Consigna:
Responde estas preguntas según el pasaje:
(a) ¿Qué está en disputa, según el pasaje, si no es una preferencia electoral?
(b) ¿Quiénes cargarán la falta moral de optar por ese proyecto?
(c) ¿Qué hace la esperanza cuando se quiebra?

La responsabilidad que pesa sobre el país no admite coartadas. El peligro está desnudo, evidente, y sólo la voluntad de no ver podría negarlo. Quien, conociendo el ejemplo de nuestros vecinos, decida ignorar ese espejo que nos advierte, participa —quiera o no— en la ruina que vendrá. Los pueblos que desoyen las señales de su tiempo avanzan hacia su perdición como sonámbulos hacia un precipicio.

Optar por un proyecto que idolatra los escombros ideológicos del siglo XX, como si la caída de aquel muro infame nunca hubiera ocurrido, no sería ingenuidad: sería una falta moral. Y esa falta la cargarán nuestros hijos y nietos cuando pregunten por qué, teniendo advertencias tan claras, preferimos la comodidad del silencio al rigor del juicio.

Todavía podemos impedir la degradación que amenaza la República; pero ese todavía es un umbral que se angosta día tras día. Lo que está en disputa no es una preferencia electoral: es la continuidad misma de la libertad. Si Colombia se entrega a la fascinación de la demagogia revolucionaria, la marcha atrás será casi imposible. Las naciones pueden perderlo todo en un instante y tardar generaciones en recuperar una sola brizna de lo perdido.

Lo que arriesgamos es el porvenir mismo. Y si sucumbimos, el precio será sangre y exilios, pobreza y humillación, una miseria espiritual que borra incluso la memoria de lo que fuimos. La esperanza, cuando se quiebra, no cae: se disipa. Y cuando un pueblo deja de defender su libertad, empieza a desandar su historia hasta convertirse en sombra.

Que éste no sea el capítulo en que Colombia, pudiendo salvarse, elige entregarse a su propia negación. Aún podemos escoger la luz; pero ese aún es frágil. Sólo los pueblos que despiertan a tiempo lo conservan.

Líneas proporcionadas:

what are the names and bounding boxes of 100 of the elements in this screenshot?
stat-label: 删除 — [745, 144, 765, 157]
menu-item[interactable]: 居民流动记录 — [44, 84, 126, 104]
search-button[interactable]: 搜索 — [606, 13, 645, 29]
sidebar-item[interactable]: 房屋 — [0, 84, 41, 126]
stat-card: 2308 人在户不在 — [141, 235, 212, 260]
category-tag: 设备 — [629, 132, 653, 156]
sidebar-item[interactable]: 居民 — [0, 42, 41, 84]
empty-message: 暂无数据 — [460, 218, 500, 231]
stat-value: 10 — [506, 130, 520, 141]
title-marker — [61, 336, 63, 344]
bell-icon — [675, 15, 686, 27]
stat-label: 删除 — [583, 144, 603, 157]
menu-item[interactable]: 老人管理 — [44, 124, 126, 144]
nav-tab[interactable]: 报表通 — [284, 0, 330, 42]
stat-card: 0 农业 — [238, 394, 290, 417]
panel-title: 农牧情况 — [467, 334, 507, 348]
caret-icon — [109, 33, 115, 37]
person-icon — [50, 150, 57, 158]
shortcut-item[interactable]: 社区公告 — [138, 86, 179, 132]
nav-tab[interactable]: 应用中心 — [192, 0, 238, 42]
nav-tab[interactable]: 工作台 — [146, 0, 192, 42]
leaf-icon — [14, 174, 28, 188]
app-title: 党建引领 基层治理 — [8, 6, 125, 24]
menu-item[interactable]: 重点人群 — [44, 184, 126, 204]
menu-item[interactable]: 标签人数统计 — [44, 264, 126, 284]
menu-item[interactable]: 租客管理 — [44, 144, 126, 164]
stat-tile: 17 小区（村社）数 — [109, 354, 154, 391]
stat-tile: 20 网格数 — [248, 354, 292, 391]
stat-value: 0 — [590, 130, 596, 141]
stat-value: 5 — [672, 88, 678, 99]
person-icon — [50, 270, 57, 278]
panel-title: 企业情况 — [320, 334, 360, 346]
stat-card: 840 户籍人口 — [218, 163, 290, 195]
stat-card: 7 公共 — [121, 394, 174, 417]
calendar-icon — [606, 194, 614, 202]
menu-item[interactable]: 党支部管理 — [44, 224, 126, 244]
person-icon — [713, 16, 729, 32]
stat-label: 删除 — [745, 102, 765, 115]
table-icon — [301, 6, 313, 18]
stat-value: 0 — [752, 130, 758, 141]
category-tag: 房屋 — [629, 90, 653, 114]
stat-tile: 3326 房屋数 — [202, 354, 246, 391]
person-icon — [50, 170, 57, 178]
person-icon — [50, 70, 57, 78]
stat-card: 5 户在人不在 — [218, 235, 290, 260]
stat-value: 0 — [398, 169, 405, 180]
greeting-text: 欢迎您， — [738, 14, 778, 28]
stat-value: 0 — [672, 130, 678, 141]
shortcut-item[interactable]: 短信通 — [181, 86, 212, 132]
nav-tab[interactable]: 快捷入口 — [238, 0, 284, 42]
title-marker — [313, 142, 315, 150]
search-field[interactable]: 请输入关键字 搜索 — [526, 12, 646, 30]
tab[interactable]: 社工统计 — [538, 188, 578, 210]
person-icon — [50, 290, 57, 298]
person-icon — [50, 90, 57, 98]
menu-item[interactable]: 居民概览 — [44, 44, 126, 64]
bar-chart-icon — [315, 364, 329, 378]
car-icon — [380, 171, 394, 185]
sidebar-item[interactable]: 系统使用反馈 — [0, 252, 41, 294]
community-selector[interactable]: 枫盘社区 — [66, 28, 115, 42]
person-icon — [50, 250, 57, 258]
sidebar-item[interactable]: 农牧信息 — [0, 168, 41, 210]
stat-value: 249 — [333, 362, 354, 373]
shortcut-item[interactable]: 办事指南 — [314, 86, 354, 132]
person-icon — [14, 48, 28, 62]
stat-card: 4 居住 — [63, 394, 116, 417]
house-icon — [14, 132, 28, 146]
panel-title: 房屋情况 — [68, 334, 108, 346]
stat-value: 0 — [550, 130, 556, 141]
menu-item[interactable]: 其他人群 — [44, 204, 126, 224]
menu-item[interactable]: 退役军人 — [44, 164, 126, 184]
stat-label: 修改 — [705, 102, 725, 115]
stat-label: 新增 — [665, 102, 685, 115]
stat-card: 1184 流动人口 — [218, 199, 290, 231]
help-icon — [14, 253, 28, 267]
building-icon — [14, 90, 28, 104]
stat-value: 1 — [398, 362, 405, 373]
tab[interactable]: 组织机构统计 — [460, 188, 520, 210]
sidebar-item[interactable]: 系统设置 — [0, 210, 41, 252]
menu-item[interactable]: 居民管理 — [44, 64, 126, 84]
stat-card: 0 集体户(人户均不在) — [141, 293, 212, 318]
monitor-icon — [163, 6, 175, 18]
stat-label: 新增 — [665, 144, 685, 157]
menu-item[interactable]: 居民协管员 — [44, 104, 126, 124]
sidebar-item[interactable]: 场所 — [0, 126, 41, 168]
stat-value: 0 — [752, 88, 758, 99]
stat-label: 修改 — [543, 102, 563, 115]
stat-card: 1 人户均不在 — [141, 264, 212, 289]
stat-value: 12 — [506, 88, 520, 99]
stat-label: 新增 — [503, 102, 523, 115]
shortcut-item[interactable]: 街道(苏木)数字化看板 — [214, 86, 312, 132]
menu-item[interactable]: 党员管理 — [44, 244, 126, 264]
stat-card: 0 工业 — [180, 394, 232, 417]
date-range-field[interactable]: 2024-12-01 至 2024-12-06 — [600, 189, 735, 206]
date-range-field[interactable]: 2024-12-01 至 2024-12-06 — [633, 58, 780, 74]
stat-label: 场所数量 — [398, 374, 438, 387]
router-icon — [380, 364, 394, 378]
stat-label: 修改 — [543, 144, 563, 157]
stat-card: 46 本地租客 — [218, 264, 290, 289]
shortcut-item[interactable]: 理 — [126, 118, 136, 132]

Resultado del ejercicio:
(a) La continuidad misma de la libertad.
(b) Nuestros hijos y nietos.
(c) No cae: se disipa.